## Exercise input:
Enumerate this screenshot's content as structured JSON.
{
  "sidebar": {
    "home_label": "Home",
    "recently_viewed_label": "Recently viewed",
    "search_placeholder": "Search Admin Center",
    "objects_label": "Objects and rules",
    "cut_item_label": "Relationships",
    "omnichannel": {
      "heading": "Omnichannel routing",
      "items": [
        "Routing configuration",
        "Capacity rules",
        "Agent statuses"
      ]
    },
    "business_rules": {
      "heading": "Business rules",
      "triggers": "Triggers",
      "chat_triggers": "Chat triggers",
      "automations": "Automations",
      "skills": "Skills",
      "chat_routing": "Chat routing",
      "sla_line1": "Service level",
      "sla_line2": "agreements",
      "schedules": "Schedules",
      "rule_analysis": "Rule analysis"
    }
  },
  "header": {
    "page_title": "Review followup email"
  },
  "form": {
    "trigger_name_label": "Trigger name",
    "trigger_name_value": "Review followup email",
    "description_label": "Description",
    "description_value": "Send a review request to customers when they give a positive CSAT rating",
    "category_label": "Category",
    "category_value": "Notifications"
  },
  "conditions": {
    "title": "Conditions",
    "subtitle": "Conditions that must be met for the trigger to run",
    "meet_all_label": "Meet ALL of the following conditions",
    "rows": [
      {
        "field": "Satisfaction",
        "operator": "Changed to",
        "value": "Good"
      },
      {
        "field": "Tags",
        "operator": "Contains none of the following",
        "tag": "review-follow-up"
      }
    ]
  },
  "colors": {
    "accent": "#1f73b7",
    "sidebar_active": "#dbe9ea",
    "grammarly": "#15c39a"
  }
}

## Direction:
Gather all lines from the records above in which "following" appears.

## The reply:
    "meet_all_label": "Meet ALL of the following conditions",
        "operator": "Contains none of the following",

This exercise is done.